- _Stated exercise_
Among the lines below, list those containing the string "post".

- _Stored data_
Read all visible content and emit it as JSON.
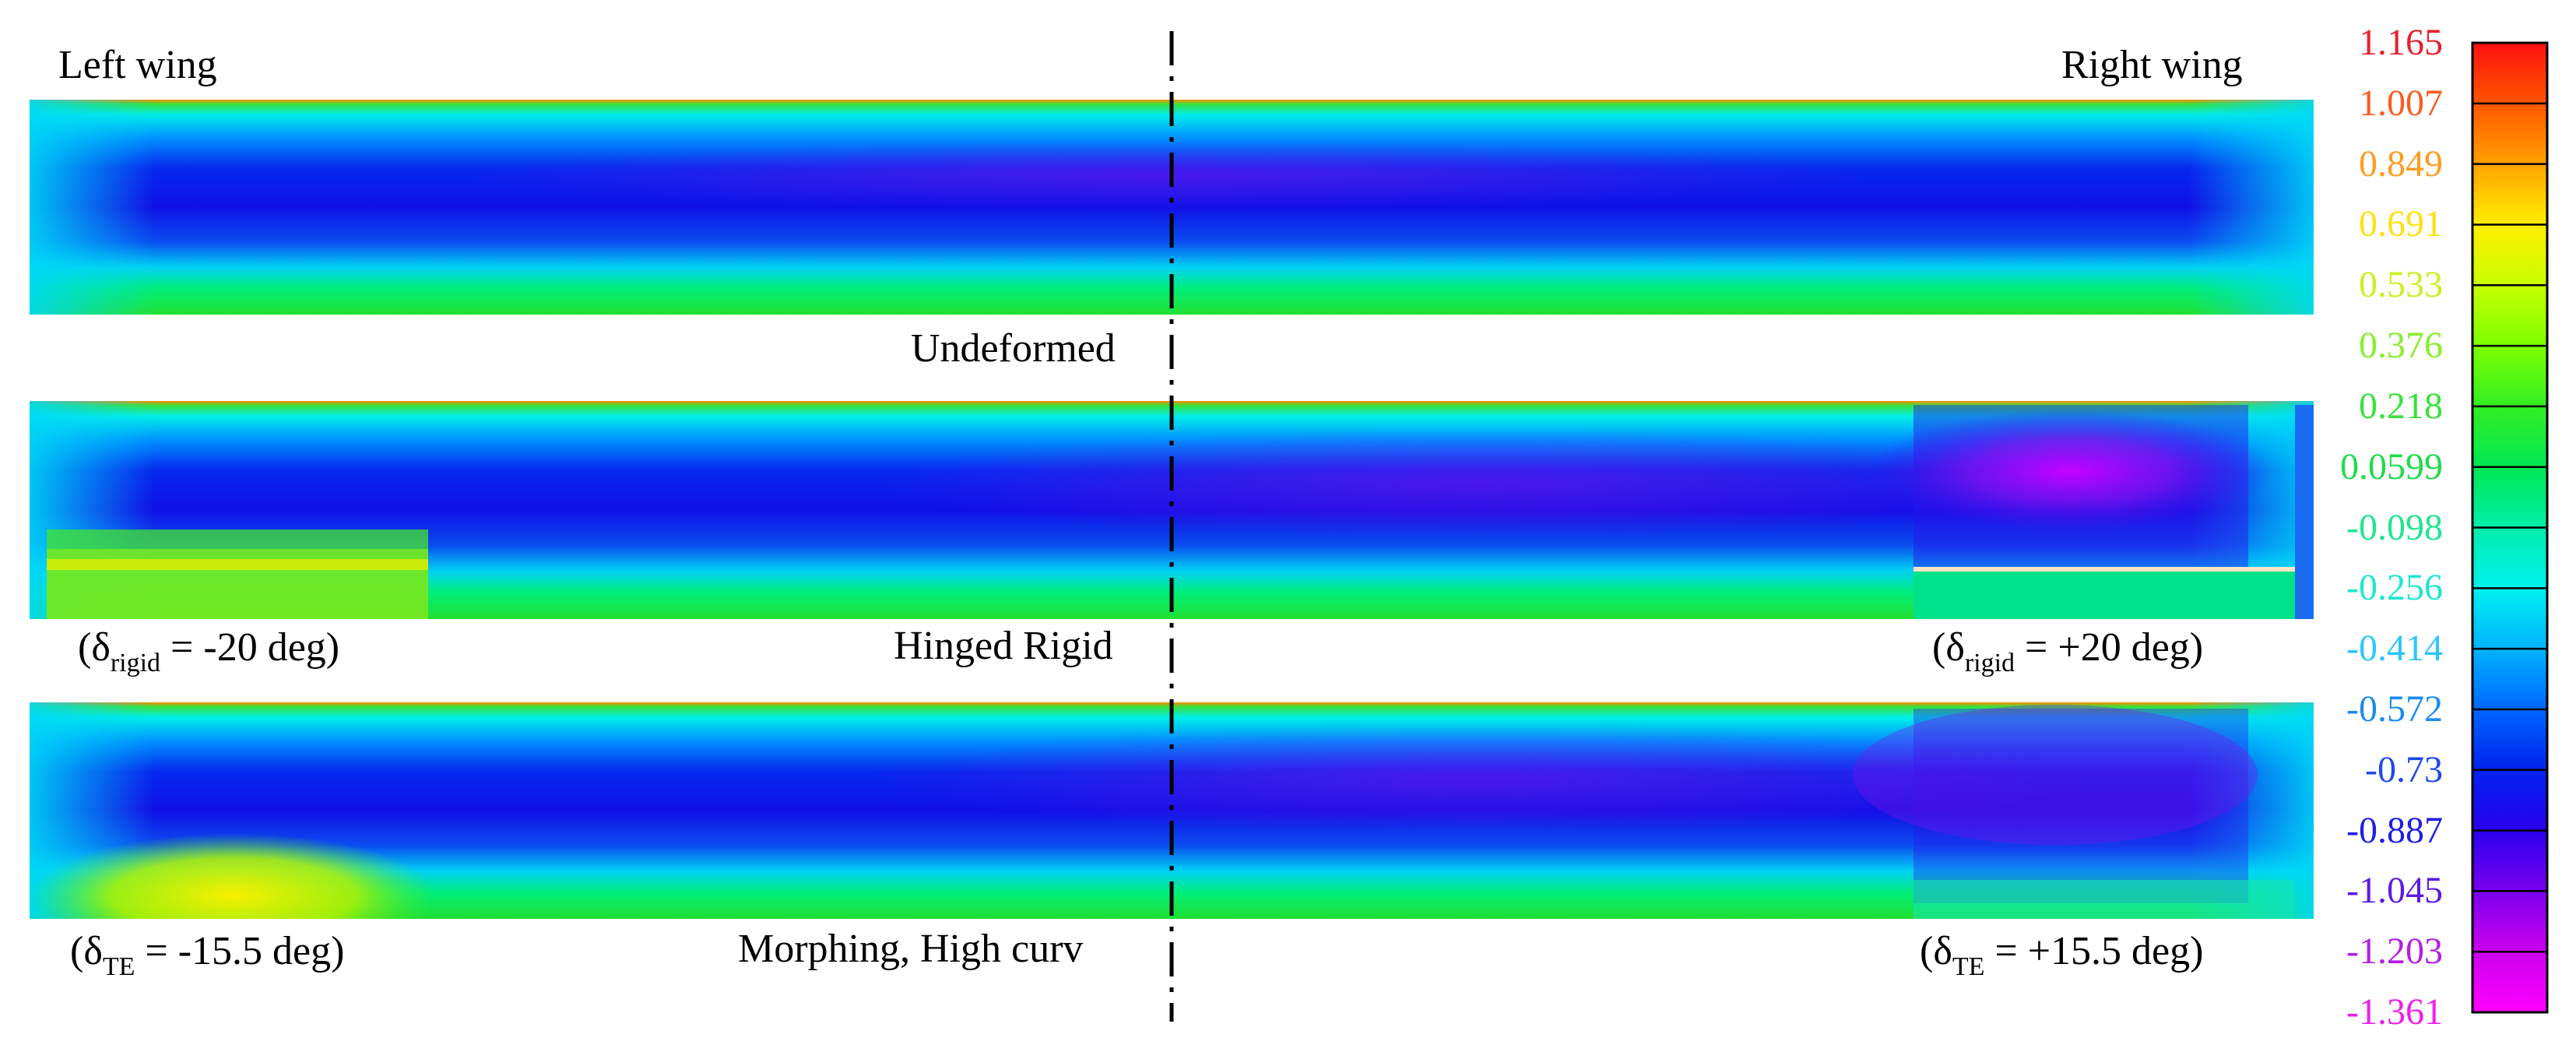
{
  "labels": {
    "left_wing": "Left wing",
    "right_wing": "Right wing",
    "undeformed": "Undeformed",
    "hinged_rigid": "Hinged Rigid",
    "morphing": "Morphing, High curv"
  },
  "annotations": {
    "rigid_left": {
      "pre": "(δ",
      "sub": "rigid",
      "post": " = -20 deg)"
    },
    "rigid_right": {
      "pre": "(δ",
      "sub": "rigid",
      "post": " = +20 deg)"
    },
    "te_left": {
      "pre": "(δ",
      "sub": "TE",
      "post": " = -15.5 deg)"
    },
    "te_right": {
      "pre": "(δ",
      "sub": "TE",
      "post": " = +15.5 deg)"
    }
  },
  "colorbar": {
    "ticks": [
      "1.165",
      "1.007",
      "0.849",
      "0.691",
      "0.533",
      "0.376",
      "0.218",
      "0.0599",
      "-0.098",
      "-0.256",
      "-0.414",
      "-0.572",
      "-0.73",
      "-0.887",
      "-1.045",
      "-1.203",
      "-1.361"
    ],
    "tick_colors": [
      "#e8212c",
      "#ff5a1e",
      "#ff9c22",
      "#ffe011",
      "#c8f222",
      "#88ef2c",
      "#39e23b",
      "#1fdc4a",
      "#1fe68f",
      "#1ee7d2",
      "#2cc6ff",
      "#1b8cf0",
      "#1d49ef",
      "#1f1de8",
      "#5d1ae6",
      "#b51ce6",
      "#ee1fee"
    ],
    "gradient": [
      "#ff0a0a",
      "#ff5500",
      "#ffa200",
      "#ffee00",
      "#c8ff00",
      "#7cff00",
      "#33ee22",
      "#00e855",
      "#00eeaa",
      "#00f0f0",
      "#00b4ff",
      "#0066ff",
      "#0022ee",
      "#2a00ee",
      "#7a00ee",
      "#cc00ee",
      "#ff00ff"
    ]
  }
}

---

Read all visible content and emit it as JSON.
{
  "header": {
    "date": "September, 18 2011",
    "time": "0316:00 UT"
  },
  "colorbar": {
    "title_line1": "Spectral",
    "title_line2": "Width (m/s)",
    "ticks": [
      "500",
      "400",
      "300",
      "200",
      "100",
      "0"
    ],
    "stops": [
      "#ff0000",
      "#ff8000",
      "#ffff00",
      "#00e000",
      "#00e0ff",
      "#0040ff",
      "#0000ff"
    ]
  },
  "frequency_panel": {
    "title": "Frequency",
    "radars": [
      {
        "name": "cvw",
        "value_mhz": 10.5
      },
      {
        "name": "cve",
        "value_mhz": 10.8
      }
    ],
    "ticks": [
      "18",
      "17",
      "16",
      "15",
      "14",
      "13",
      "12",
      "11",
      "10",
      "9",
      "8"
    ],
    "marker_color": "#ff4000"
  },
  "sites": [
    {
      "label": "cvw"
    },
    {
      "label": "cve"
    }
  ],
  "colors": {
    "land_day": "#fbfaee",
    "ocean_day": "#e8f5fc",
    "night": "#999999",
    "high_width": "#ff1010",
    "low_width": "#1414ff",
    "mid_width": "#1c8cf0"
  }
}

- _Expected answer_
      "post": " = -20 deg)"
      "post": " = +20 deg)"
      "post": " = -15.5 deg)"
      "post": " = +15.5 deg)"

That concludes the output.